[Dataset records]
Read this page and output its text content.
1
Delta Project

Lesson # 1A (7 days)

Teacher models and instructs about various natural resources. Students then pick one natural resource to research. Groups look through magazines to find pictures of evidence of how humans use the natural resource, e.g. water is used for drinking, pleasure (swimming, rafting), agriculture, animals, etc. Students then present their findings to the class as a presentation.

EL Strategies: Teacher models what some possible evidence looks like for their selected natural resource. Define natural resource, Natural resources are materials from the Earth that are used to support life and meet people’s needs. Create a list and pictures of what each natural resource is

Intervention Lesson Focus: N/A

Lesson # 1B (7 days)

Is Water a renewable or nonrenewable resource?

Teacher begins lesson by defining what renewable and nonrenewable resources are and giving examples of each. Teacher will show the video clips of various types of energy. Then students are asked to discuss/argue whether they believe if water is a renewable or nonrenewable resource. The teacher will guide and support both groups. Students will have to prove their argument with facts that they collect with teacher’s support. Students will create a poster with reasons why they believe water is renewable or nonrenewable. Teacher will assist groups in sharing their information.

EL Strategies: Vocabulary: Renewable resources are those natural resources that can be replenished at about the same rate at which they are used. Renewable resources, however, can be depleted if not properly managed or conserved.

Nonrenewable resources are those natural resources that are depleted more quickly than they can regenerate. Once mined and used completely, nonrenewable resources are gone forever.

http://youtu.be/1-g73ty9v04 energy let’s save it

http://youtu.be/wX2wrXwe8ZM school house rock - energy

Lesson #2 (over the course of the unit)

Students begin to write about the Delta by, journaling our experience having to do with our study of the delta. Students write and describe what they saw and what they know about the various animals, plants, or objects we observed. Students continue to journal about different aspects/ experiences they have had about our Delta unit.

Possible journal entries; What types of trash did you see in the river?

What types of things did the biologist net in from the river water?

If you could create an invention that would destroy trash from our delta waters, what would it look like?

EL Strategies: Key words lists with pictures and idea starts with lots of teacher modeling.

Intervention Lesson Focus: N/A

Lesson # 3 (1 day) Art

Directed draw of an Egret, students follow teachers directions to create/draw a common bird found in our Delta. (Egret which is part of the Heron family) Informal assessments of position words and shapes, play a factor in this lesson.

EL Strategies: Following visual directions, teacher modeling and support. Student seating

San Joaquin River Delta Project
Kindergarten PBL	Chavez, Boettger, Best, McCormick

• Aim:
Copy out every line that includes the word "their".

• Response to the task:
Teacher models and instructs about various natural resources. Students then pick one natural resource to research. Groups look through magazines to find pictures of evidence of how humans use the natural resource, e.g. water is used for drinking, pleasure (swimming, rafting), agriculture, animals, etc. Students then present their findings to the class as a presentation.
EL Strategies: Teacher models what some possible evidence looks like for their selected natural resource. Define natural resource, Natural resources are materials from the Earth that are used to support life and meet people’s needs. Create a list and pictures of what each natural resource is
Teacher begins lesson by defining what renewable and nonrenewable resources are and giving examples of each. Teacher will show the video clips of various types of energy. Then students are asked to discuss/argue whether they believe if water is a renewable or nonrenewable resource. The teacher will guide and support both groups. Students will have to prove their argument with facts that they collect with teacher’s support. Students will create a poster with reasons why they believe water is renewable or nonrenewable. Teacher will assist groups in sharing their information.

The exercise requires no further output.